SET TASK: Copy every line from the records below that holds the word "component".

-- Begin DATASET ENTRIES --

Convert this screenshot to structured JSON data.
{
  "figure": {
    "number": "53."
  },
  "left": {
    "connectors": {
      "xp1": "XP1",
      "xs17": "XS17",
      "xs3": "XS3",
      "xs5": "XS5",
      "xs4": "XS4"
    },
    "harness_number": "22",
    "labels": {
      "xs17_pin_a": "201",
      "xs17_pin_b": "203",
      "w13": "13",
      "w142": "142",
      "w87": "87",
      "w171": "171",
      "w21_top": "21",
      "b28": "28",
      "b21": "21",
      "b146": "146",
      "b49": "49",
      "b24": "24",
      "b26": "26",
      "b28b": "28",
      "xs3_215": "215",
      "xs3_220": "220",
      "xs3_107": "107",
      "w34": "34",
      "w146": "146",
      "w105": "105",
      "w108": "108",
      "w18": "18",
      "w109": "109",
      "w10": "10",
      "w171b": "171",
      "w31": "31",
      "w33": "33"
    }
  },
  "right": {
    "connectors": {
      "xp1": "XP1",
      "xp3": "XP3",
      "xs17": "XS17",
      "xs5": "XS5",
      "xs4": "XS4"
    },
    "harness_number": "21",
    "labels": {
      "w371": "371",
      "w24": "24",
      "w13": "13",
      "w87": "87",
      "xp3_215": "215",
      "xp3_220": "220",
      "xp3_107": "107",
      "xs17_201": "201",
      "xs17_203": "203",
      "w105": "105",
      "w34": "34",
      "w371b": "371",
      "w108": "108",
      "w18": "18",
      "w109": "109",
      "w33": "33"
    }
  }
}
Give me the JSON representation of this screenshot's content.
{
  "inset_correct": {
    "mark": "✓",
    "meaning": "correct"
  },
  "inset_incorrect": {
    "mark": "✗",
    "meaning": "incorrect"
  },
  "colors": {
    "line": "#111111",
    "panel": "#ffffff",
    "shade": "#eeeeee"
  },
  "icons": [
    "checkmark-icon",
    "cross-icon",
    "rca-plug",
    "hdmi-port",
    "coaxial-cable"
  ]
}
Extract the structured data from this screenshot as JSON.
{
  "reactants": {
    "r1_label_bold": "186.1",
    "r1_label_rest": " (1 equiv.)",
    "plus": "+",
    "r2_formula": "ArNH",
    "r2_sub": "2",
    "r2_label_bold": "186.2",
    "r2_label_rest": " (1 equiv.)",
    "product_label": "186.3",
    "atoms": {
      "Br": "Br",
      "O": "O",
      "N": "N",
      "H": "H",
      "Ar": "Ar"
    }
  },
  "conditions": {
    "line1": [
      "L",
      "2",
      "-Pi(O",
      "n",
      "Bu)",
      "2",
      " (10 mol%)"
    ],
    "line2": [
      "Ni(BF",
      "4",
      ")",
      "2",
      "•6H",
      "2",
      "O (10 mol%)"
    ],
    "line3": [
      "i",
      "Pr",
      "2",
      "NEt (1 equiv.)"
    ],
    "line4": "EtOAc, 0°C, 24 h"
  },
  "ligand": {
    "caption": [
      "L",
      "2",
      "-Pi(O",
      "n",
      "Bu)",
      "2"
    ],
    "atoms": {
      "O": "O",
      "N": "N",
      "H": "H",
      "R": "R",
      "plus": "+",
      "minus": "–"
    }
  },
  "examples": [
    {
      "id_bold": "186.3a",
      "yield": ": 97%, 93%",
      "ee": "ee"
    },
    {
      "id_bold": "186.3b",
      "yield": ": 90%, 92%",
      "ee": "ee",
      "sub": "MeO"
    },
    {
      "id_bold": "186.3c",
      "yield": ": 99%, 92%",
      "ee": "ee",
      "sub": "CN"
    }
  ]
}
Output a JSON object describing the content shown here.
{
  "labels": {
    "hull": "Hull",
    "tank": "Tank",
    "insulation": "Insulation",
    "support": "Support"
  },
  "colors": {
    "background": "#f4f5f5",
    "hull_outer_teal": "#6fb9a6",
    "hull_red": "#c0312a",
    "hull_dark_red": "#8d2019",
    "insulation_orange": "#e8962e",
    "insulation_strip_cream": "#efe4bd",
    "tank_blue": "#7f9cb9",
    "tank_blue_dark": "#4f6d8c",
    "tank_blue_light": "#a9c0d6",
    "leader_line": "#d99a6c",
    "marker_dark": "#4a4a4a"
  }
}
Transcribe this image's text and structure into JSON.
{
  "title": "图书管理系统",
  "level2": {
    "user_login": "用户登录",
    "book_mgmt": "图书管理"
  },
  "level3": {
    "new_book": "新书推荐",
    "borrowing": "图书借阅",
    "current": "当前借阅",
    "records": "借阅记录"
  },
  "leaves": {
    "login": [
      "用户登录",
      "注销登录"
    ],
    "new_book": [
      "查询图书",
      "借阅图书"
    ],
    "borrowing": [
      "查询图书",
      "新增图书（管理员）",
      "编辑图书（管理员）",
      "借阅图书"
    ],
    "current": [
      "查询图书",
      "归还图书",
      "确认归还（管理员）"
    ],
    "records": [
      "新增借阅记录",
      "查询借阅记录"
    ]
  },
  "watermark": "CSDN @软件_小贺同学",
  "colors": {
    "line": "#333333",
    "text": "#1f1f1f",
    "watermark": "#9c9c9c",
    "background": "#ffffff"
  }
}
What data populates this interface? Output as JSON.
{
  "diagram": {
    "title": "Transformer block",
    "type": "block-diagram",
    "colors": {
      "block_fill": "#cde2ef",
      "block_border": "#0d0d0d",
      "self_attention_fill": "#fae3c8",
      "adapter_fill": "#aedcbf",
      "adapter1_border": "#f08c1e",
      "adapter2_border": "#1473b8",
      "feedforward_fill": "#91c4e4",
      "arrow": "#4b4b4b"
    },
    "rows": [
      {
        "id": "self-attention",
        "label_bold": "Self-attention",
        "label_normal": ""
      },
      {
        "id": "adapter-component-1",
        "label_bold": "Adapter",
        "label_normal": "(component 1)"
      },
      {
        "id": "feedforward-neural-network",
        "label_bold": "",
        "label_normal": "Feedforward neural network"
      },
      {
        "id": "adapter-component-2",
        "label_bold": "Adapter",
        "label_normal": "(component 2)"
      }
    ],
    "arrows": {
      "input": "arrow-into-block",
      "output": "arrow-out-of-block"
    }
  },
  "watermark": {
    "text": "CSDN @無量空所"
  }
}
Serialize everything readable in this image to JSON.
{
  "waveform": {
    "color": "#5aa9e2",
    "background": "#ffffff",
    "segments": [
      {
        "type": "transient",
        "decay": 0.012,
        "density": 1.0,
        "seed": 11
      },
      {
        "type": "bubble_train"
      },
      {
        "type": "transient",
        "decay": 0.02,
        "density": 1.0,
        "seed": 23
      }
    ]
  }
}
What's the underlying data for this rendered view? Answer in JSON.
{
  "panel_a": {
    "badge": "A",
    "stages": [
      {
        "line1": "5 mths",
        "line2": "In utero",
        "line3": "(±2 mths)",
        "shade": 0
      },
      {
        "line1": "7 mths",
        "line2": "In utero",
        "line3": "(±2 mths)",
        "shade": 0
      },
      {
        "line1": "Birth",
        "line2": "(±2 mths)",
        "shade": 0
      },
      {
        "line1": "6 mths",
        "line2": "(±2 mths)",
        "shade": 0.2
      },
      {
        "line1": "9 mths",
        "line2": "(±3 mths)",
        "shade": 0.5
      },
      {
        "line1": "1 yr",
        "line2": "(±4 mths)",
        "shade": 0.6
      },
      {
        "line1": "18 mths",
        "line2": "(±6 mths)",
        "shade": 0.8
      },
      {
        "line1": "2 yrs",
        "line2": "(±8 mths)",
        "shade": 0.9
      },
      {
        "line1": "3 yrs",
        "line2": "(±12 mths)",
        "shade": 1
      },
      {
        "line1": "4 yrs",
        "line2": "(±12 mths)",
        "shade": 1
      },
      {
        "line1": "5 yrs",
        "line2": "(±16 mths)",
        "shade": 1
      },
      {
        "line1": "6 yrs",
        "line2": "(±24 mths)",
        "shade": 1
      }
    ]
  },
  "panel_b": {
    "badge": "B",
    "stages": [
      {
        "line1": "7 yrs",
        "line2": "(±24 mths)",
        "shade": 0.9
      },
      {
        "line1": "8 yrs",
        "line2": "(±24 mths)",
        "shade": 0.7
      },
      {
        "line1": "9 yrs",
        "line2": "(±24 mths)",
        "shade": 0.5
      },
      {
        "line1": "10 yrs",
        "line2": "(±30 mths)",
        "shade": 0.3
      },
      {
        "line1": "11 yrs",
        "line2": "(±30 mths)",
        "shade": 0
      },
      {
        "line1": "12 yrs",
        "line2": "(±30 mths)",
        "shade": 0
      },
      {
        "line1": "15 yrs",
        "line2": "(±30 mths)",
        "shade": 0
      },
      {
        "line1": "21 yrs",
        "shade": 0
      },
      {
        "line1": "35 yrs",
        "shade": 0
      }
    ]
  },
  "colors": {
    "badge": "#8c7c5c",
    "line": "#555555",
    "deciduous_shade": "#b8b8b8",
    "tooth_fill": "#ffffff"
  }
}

-- End DATASET ENTRIES --

ANSWER FOR THIS EXERCISE:
        "id": "adapter-component-1",
        "label_normal": "(component 1)"
        "id": "adapter-component-2",
        "label_normal": "(component 2)"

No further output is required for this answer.